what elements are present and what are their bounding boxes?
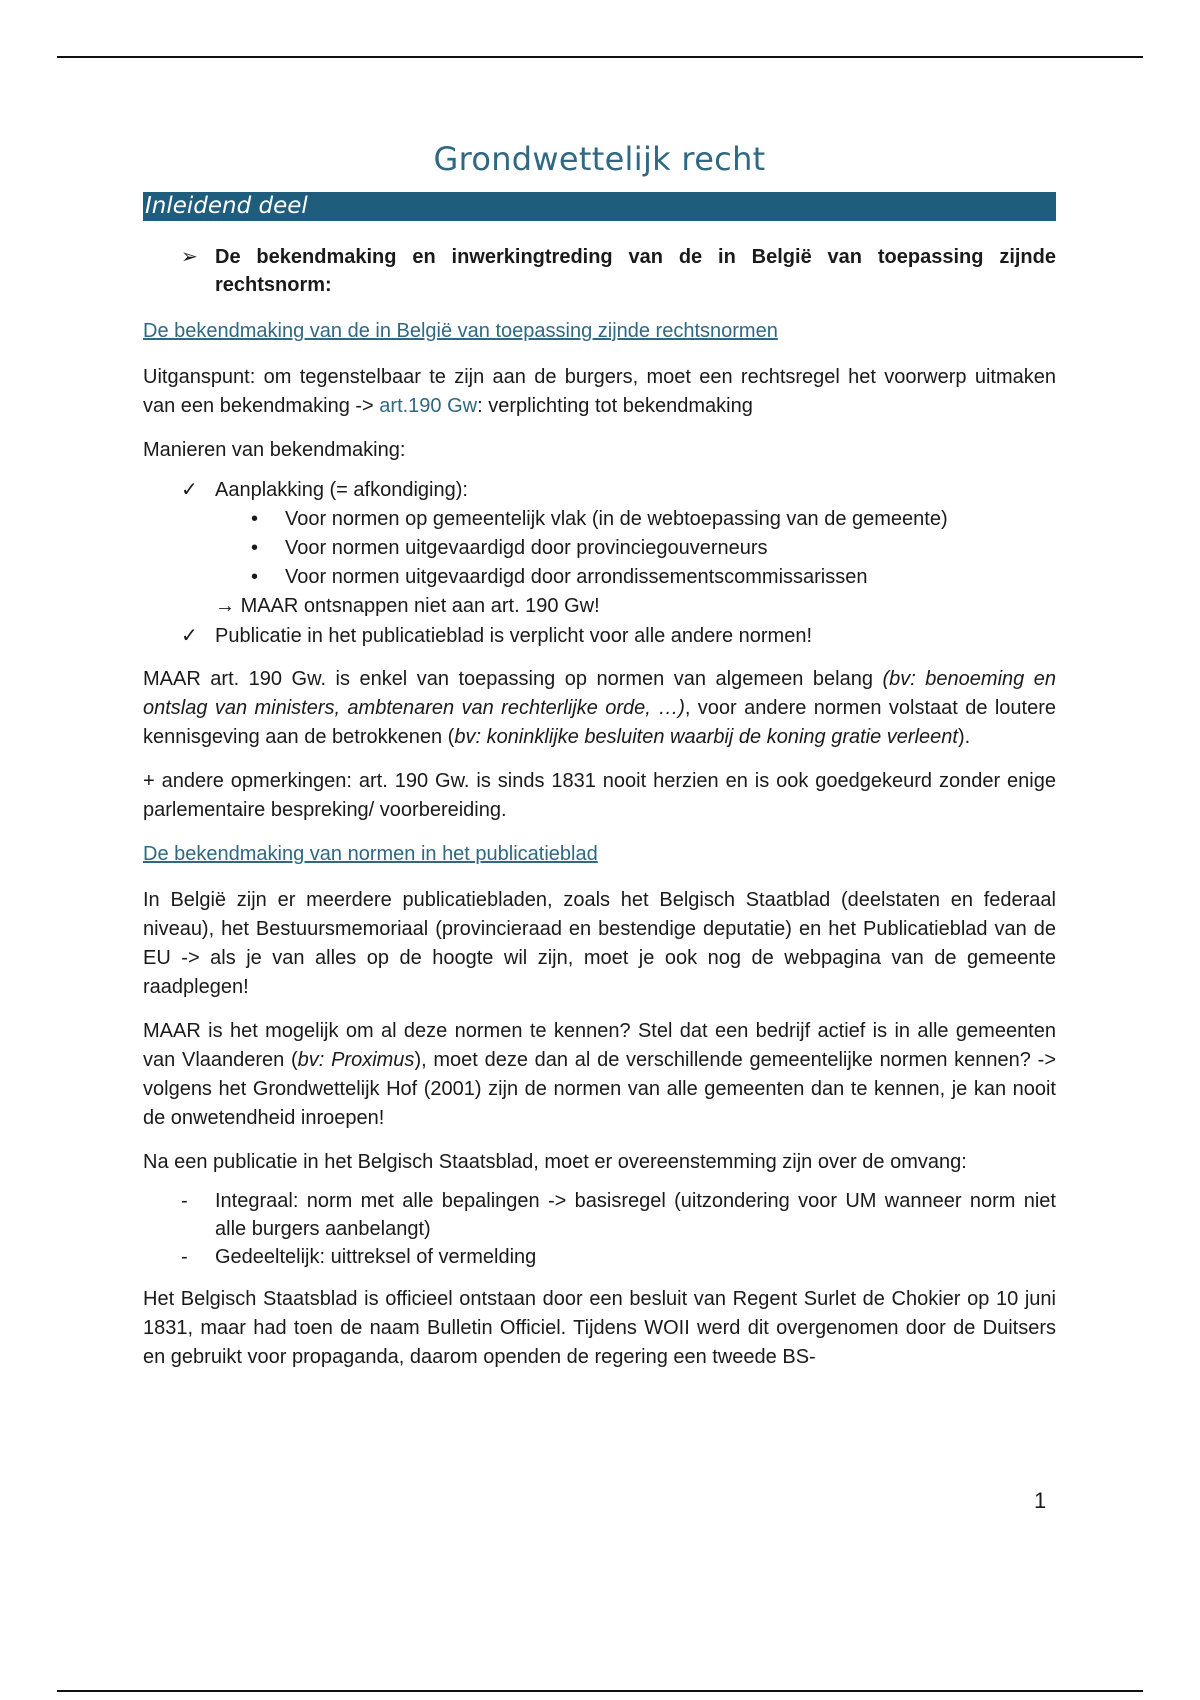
paragraph-staatsblad: Het Belgisch Staatsblad is officieel ontstaan door een besluit van Regent Surlet de Chokier op 10 juni 1831, maar had toen de naam Bulletin Officiel. Tijdens WOII werd dit overgenomen door de Duitsers en gebruikt voor propaganda, daarom openden de regering een tweede BS- — [143, 1288, 1056, 1368]
checkmark-icon: ✓ — [181, 625, 198, 647]
paragraph-publicatiebladen: In België zijn er meerdere publicatiebladen, zoals het Belgisch Staatblad (deelstaten en federaal niveau), het Bestuursmemoriaal (provincieraad en bestendige deputatie) en het Publicatieblad van de EU -> als je van alles op de hoogte wil zijn, moet je ook nog de webpagina van de gemeente raadplegen! — [143, 889, 1056, 998]
list-item — [251, 505, 1056, 534]
header-rule — [57, 56, 1143, 58]
list-item — [181, 621, 1056, 651]
list-item — [181, 475, 1056, 505]
dash-bullet-icon: - — [181, 1190, 188, 1212]
arrow-note — [215, 592, 1056, 621]
section-heading-bar: Inleidend deel — [143, 192, 1056, 221]
list-item-text: Voor normen op gemeentelijk vlak (in de webtoepassing van de gemeente) — [285, 508, 948, 530]
page-number: 1 — [1034, 1488, 1047, 1513]
paragraph-manieren: Manieren van bekendmaking: — [143, 439, 406, 461]
paragraph-text: : verplichting tot bekendmaking — [477, 395, 753, 417]
topic-heading — [181, 243, 1056, 299]
omvang-list — [143, 1187, 1056, 1271]
paragraph-text: ). — [957, 726, 971, 748]
footer-rule — [57, 1690, 1143, 1692]
topic-heading-text: De bekendmaking en inwerkingtreding van de in België van toepassing zijnde rechtsnorm: — [215, 246, 1056, 296]
list-item — [181, 1187, 1056, 1243]
bullet-icon: • — [251, 566, 259, 588]
arrowhead-bullet-icon: ➢ — [181, 246, 198, 268]
paragraph-art190 — [143, 665, 1056, 752]
paragraph-text: MAAR is het mogelijk om al deze normen te kennen? Stel dat een bedrijf actief is in alle gemeenten van Vlaanderen ( — [143, 1020, 1056, 1071]
italic-example: bv: koninklijke besluiten waarbij de koning gratie verleent — [454, 726, 958, 748]
bullet-icon: • — [251, 537, 259, 559]
list-item-text: Publicatie in het publicatieblad is verplicht voor alle andere normen! — [215, 625, 813, 647]
article-reference: art.190 Gw — [379, 395, 478, 417]
list-item-text: Gedeeltelijk: uittreksel of vermelding — [215, 1246, 537, 1268]
list-item — [181, 1243, 1056, 1271]
list-item-text: Aanplakking (= afkondiging): — [215, 479, 468, 501]
paragraph-omvang: Na een publicatie in het Belgisch Staatsblad, moet er overeenstemming zijn over de omvang: — [143, 1151, 967, 1173]
bekendmaking-list — [143, 475, 1056, 651]
paragraph-normen-kennen — [143, 1017, 1056, 1133]
paragraph-uitgangspunt — [143, 363, 1056, 421]
right-arrow-icon: → — [215, 595, 235, 617]
paragraph-text: MAAR art. 190 Gw. is enkel van toepassing op normen van algemeen belang — [143, 668, 883, 690]
subheading-publicatieblad: De bekendmaking van normen in het publicatieblad — [143, 843, 598, 865]
paragraph-text: , voor andere normen volstaat de loutere kennisgeving aan de betrokkenen ( — [143, 697, 1057, 748]
dash-bullet-icon: - — [181, 1246, 188, 1268]
paragraph-text: ), moet deze dan al de verschillende gemeentelijke normen kennen? -> volgens het Grondwettelijk Hof (2001) zijn de normen van alle gemeenten dan te kennen, je kan nooit de onwetendheid inroepen! — [143, 1049, 1056, 1129]
subheading-bekendmaking: De bekendmaking van de in België van toepassing zijnde rechtsnormen — [143, 320, 778, 342]
list-item-text: Integraal: norm met alle bepalingen -> basisregel (uitzondering voor UM wanneer norm niet alle burgers aanbelangt) — [215, 1190, 1056, 1240]
list-item — [251, 534, 1056, 563]
arrow-note-text: MAAR ontsnappen niet aan art. 190 Gw! — [240, 595, 600, 617]
checkmark-icon: ✓ — [181, 479, 198, 501]
list-item — [251, 563, 1056, 592]
paragraph-text: Uitganspunt: om tegenstelbaar te zijn aan de burgers, moet een rechtsregel het voorwerp uitmaken van een bekendmaking -> — [143, 366, 1056, 417]
bullet-icon: • — [251, 508, 259, 530]
document-page — [143, 140, 1056, 1387]
italic-example: (bv: benoeming en ontslag van ministers, ambtenaren van rechterlijke orde, …) — [143, 668, 1057, 719]
paragraph-opmerkingen: + andere opmerkingen: art. 190 Gw. is sinds 1831 nooit herzien en is ook goedgekeurd zonder enige parlementaire bespreking/ voorbereiding. — [143, 770, 1056, 821]
list-item-text: Voor normen uitgevaardigd door arrondissementscommissarissen — [285, 566, 868, 588]
list-item-text: Voor normen uitgevaardigd door provinciegouverneurs — [285, 537, 768, 559]
document-title: Grondwettelijk recht — [433, 140, 766, 178]
italic-example: bv: Proximus — [297, 1049, 415, 1071]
******
Check the listing for the word "uitgevaardigd". Show each line that has it.

Result:
list-item-text: Voor normen uitgevaardigd door arrondissementscommissarissen — [285, 566, 868, 588]
list-item-text: Voor normen uitgevaardigd door provinciegouverneurs — [285, 537, 768, 559]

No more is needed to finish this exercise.